(PROBLEM TO SOLVE): Put the data from its first line through the line containing "chart-title: Overall codability <box>21", both ends included, into a Markdown table with the columns Row and Line. Leave out blank lines, number each row, and place each line in the Line column.

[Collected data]

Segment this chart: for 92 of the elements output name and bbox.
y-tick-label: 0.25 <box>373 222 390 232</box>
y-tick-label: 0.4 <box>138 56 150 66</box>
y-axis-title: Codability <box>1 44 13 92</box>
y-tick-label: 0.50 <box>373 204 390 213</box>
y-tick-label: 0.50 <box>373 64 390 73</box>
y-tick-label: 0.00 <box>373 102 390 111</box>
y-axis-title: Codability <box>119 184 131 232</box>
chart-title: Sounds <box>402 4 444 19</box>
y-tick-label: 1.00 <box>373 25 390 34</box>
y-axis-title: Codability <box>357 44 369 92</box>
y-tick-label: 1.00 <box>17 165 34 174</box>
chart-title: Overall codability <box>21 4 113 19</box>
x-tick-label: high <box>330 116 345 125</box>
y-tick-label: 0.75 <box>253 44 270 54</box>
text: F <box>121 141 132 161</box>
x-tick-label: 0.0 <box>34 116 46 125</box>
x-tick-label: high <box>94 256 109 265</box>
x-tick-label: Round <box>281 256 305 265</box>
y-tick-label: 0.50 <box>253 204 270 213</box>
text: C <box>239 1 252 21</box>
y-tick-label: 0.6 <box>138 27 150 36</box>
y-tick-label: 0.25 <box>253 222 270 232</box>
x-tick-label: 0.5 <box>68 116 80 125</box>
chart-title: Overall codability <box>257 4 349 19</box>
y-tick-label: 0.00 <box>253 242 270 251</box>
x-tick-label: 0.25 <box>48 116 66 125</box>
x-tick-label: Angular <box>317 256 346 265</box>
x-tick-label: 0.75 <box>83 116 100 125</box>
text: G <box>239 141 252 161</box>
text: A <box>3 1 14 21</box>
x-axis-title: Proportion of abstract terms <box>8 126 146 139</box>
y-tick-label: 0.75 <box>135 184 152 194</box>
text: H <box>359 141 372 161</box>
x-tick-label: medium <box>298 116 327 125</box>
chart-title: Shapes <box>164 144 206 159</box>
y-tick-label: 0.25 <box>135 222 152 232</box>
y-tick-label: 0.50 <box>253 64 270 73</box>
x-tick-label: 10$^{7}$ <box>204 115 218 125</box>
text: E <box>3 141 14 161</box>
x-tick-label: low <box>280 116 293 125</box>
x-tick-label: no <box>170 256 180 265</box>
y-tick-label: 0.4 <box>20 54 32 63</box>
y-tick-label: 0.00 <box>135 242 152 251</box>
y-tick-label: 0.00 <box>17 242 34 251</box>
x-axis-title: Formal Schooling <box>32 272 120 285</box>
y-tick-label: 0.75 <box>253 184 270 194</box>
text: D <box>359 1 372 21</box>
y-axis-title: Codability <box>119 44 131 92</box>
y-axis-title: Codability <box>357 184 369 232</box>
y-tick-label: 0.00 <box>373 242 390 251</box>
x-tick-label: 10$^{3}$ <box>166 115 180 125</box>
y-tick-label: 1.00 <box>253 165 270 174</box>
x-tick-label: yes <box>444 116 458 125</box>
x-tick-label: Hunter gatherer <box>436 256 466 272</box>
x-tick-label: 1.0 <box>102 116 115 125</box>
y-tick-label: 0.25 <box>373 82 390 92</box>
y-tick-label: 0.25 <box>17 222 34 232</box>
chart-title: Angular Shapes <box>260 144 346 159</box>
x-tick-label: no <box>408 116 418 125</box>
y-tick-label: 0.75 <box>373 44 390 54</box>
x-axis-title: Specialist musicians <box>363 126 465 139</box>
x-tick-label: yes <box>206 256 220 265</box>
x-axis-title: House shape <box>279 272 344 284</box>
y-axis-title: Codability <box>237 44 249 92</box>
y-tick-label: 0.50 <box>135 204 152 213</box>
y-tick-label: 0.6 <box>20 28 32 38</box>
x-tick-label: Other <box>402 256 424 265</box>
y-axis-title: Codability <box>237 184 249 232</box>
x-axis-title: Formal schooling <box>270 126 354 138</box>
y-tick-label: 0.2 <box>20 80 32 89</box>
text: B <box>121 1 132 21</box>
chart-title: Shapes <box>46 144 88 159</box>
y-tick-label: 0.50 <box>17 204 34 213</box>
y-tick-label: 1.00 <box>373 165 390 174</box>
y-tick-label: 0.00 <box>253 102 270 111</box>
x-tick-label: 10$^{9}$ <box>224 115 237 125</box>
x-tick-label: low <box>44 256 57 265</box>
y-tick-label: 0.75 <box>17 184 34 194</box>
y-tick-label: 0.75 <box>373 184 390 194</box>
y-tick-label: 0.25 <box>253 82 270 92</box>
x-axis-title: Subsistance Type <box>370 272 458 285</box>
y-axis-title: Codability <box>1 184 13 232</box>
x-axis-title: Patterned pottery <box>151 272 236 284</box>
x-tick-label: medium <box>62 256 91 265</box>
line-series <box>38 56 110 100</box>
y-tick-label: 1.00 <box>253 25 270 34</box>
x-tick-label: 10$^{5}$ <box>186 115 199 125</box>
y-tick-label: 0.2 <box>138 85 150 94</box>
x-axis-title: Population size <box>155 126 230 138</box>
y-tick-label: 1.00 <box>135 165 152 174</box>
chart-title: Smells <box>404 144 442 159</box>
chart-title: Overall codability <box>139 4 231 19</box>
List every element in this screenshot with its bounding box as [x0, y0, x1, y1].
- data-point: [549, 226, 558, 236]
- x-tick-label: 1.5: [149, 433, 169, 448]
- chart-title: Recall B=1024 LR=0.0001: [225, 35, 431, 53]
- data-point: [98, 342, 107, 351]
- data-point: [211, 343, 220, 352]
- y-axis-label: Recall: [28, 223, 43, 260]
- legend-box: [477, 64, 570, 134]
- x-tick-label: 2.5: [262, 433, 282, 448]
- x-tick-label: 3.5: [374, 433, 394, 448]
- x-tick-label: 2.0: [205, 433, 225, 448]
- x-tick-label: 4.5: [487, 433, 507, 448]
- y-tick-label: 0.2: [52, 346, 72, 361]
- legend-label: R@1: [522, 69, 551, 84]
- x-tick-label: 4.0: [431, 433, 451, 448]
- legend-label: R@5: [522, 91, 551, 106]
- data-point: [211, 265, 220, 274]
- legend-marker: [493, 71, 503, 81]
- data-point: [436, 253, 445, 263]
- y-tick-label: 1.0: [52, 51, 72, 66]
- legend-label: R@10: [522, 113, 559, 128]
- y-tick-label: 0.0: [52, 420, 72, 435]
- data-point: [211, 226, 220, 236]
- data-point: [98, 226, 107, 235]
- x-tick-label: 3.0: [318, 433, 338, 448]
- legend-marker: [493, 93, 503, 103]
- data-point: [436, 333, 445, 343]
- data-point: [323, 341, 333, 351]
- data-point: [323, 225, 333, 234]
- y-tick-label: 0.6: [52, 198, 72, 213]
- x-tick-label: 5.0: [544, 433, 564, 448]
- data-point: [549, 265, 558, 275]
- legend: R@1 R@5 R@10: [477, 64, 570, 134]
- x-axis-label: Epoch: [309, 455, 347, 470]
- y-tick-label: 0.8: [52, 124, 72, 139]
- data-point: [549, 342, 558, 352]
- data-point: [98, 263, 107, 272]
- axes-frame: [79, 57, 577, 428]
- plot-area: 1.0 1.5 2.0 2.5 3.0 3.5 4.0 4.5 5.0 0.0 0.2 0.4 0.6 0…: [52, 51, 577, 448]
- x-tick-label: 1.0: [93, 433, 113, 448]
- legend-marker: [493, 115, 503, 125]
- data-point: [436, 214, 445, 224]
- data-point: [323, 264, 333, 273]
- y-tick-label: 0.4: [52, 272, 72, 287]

(CORRECT RESPONSE):
| Row | Line |
|---|---|
| 1 | Segment this chart: for 92 of the elements output name and bbox. |
| 2 | y-tick-label: 0.25 <box>373 222 390 232</box> |
| 3 | y-tick-label: 0.4 <box>138 56 150 66</box> |
| 4 | y-axis-title: Codability <box>1 44 13 92</box> |
| 5 | y-tick-label: 0.50 <box>373 204 390 213</box> |
| 6 | y-tick-label: 0.50 <box>373 64 390 73</box> |
| 7 | y-tick-label: 0.00 <box>373 102 390 111</box> |
| 8 | y-axis-title: Codability <box>119 184 131 232</box> |
| 9 | chart-title: Sounds <box>402 4 444 19</box> |
| 10 | y-tick-label: 1.00 <box>373 25 390 34</box> |
| 11 | y-axis-title: Codability <box>357 44 369 92</box> |
| 12 | y-tick-label: 1.00 <box>17 165 34 174</box> |
| 13 | chart-title: Overall codability <box>21 4 113 19</box> |